**Set exercise:** Repeat the material exactly, every line of it.

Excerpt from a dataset
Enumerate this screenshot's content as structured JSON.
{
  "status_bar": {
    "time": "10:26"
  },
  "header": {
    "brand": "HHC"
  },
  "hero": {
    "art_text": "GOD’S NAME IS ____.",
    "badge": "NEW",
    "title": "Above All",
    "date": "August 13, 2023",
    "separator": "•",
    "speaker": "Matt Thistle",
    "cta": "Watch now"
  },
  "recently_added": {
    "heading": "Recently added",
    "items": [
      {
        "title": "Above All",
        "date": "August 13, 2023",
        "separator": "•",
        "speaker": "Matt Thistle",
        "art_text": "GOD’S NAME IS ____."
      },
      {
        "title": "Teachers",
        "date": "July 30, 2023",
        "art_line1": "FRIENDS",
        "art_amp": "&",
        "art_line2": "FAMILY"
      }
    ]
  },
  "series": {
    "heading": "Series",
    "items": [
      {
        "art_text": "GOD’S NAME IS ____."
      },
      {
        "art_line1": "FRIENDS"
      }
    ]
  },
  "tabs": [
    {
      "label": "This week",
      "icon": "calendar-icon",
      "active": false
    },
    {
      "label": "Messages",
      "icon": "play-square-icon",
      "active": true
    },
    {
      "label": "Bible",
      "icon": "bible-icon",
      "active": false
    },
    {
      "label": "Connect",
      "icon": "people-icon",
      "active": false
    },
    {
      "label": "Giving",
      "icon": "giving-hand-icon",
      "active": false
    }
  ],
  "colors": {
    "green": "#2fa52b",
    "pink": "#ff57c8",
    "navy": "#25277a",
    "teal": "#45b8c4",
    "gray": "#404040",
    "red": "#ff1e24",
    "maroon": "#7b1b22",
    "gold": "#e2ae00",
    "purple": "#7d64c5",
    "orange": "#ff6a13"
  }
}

**Answer to this exercise:**
Enumerate this screenshot's content as structured JSON.
{
  "status_bar": {
    "time": "10:26"
  },
  "header": {
    "brand": "HHC"
  },
  "hero": {
    "art_text": "GOD’S NAME IS ____.",
    "badge": "NEW",
    "title": "Above All",
    "date": "August 13, 2023",
    "separator": "•",
    "speaker": "Matt Thistle",
    "cta": "Watch now"
  },
  "recently_added": {
    "heading": "Recently added",
    "items": [
      {
        "title": "Above All",
        "date": "August 13, 2023",
        "separator": "•",
        "speaker": "Matt Thistle",
        "art_text": "GOD’S NAME IS ____."
      },
      {
        "title": "Teachers",
        "date": "July 30, 2023",
        "art_line1": "FRIENDS",
        "art_amp": "&",
        "art_line2": "FAMILY"
      }
    ]
  },
  "series": {
    "heading": "Series",
    "items": [
      {
        "art_text": "GOD’S NAME IS ____."
      },
      {
        "art_line1": "FRIENDS"
      }
    ]
  },
  "tabs": [
    {
      "label": "This week",
      "icon": "calendar-icon",
      "active": false
    },
    {
      "label": "Messages",
      "icon": "play-square-icon",
      "active": true
    },
    {
      "label": "Bible",
      "icon": "bible-icon",
      "active": false
    },
    {
      "label": "Connect",
      "icon": "people-icon",
      "active": false
    },
    {
      "label": "Giving",
      "icon": "giving-hand-icon",
      "active": false
    }
  ],
  "colors": {
    "green": "#2fa52b",
    "pink": "#ff57c8",
    "navy": "#25277a",
    "teal": "#45b8c4",
    "gray": "#404040",
    "red": "#ff1e24",
    "maroon": "#7b1b22",
    "gold": "#e2ae00",
    "purple": "#7d64c5",
    "orange": "#ff6a13"
  }
}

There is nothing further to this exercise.